Instructions for the task: Return each line that holds the word "Wind".

Data provided:
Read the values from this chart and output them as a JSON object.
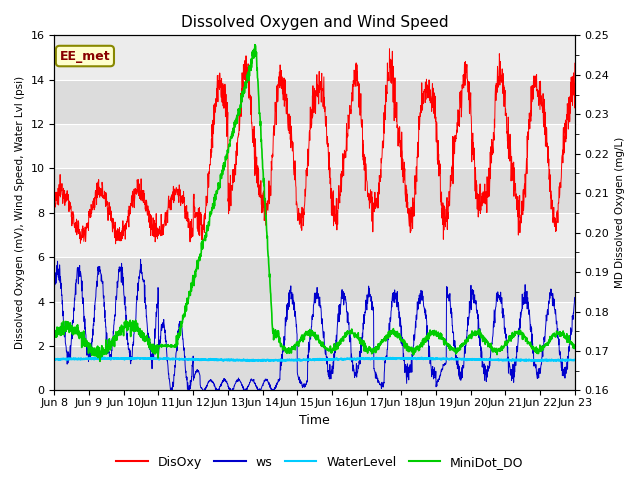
{
  "title": "Dissolved Oxygen and Wind Speed",
  "ylabel_left": "Dissolved Oxygen (mV), Wind Speed, Water Lvl (psi)",
  "ylabel_right": "MD Dissolved Oxygen (mg/L)",
  "xlabel": "Time",
  "ylim_left": [
    0,
    16
  ],
  "ylim_right": [
    0.16,
    0.25
  ],
  "x_tick_labels": [
    "Jun 8",
    "Jun 9",
    "Jun 10",
    "Jun 11",
    "Jun 12",
    "Jun 13",
    "Jun 14",
    "Jun 15",
    "Jun 16",
    "Jun 17",
    "Jun 18",
    "Jun 19",
    "Jun 20",
    "Jun 21",
    "Jun 22",
    "Jun 23"
  ],
  "annotation_text": "EE_met",
  "annotation_box_color": "#FFFFCC",
  "annotation_border_color": "#888800",
  "colors": {
    "DisOxy": "#FF0000",
    "ws": "#0000CC",
    "WaterLevel": "#00CCFF",
    "MiniDot_DO": "#00CC00"
  },
  "legend_labels": [
    "DisOxy",
    "ws",
    "WaterLevel",
    "MiniDot_DO"
  ],
  "bg_color_light": "#ECECEC",
  "bg_color_dark": "#DCDCDC",
  "grid_color": "#FFFFFF"
}
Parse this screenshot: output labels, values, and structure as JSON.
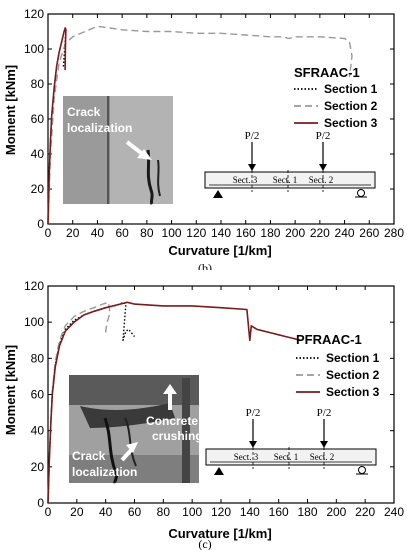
{
  "colors": {
    "section1": "#000000",
    "section2": "#999999",
    "section3": "#7a1c1c"
  },
  "chart_data": [
    {
      "type": "line",
      "panel": "b",
      "caption": "(b)",
      "specimen": "SFRAAC-1",
      "xlabel": "Curvature [1/km]",
      "ylabel": "Moment [kNm]",
      "xlim": [
        0,
        280
      ],
      "ylim": [
        0,
        120
      ],
      "xticks": [
        "0",
        "20",
        "40",
        "60",
        "80",
        "100",
        "120",
        "140",
        "160",
        "180",
        "200",
        "220",
        "240",
        "260",
        "280"
      ],
      "yticks": [
        "0",
        "20",
        "40",
        "60",
        "80",
        "100",
        "120"
      ],
      "legend": [
        "Section 1",
        "Section 2",
        "Section 3"
      ],
      "photo_label": [
        "Crack",
        "localization"
      ],
      "beam": {
        "load_left": "P/2",
        "load_right": "P/2",
        "sections": [
          "Sect. 3",
          "Sect. 1",
          "Sect. 2"
        ]
      },
      "series": [
        {
          "name": "Section 1",
          "style": "dotted",
          "x": [
            0,
            1,
            2,
            3,
            5,
            7,
            9,
            11,
            13,
            14,
            14.5,
            13.5,
            12.5
          ],
          "y": [
            0,
            28,
            48,
            62,
            78,
            90,
            98,
            104,
            110,
            112,
            111,
            100,
            90
          ]
        },
        {
          "name": "Section 2",
          "style": "dashed",
          "x": [
            0,
            2,
            5,
            9,
            14,
            20,
            30,
            40,
            50,
            60,
            80,
            100,
            120,
            140,
            160,
            180,
            190,
            195,
            200,
            220,
            240,
            244,
            246,
            244
          ],
          "y": [
            0,
            40,
            72,
            92,
            103,
            107,
            110,
            113,
            112,
            111,
            110,
            110,
            109,
            109,
            108,
            107,
            107,
            106,
            107,
            107,
            106,
            104,
            96,
            84
          ]
        },
        {
          "name": "Section 3",
          "style": "solid",
          "x": [
            0,
            1,
            2,
            3,
            5,
            7,
            9,
            11,
            13,
            14,
            14.5,
            14.2,
            13.8
          ],
          "y": [
            0,
            28,
            48,
            62,
            78,
            90,
            98,
            104,
            110,
            112,
            111,
            104,
            88
          ]
        }
      ]
    },
    {
      "type": "line",
      "panel": "c",
      "caption": "(c)",
      "specimen": "PFRAAC-1",
      "xlabel": "Curvature [1/km]",
      "ylabel": "Moment [kNm]",
      "xlim": [
        0,
        240
      ],
      "ylim": [
        0,
        120
      ],
      "xticks": [
        "0",
        "20",
        "40",
        "60",
        "80",
        "100",
        "120",
        "140",
        "160",
        "180",
        "200",
        "220",
        "240"
      ],
      "yticks": [
        "0",
        "20",
        "40",
        "60",
        "80",
        "100",
        "120"
      ],
      "legend": [
        "Section 1",
        "Section 2",
        "Section 3"
      ],
      "photo_label": [
        "Concrete",
        "crushing",
        "Crack",
        "localization"
      ],
      "beam": {
        "load_left": "P/2",
        "load_right": "P/2",
        "sections": [
          "Sect. 3",
          "Sect. 1",
          "Sect. 2"
        ]
      },
      "series": [
        {
          "name": "Section 1",
          "style": "dotted",
          "x": [
            0,
            1,
            2,
            3,
            5,
            8,
            12,
            18,
            25,
            32,
            40,
            46,
            50,
            52,
            54,
            53,
            52,
            54,
            56,
            58,
            60
          ],
          "y": [
            0,
            25,
            45,
            60,
            76,
            88,
            96,
            101,
            104,
            106,
            108,
            109,
            110,
            111,
            110,
            100,
            90,
            95,
            96,
            94,
            92
          ]
        },
        {
          "name": "Section 2",
          "style": "dashed",
          "x": [
            0,
            1,
            2,
            3,
            5,
            8,
            12,
            18,
            25,
            32,
            38,
            42,
            43,
            41,
            40,
            41
          ],
          "y": [
            0,
            25,
            45,
            62,
            78,
            90,
            98,
            103,
            106,
            108,
            110,
            111,
            105,
            100,
            95,
            93
          ]
        },
        {
          "name": "Section 3",
          "style": "solid",
          "x": [
            0,
            1,
            2,
            3,
            5,
            8,
            12,
            18,
            25,
            32,
            40,
            50,
            55,
            60,
            80,
            100,
            120,
            138,
            140,
            141,
            145,
            150,
            155,
            160,
            165,
            170,
            175
          ],
          "y": [
            0,
            25,
            45,
            60,
            75,
            87,
            95,
            100,
            104,
            106,
            108,
            110,
            111,
            110,
            109,
            109,
            108,
            107,
            90,
            98,
            96,
            95,
            94,
            93,
            92,
            91,
            90
          ]
        }
      ]
    }
  ]
}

Output of the task:
  "title": "Dissolved Oxygen and Wind Speed",
  "ylabel_left": "Dissolved Oxygen (mV), Wind Speed, Water Lvl (psi)",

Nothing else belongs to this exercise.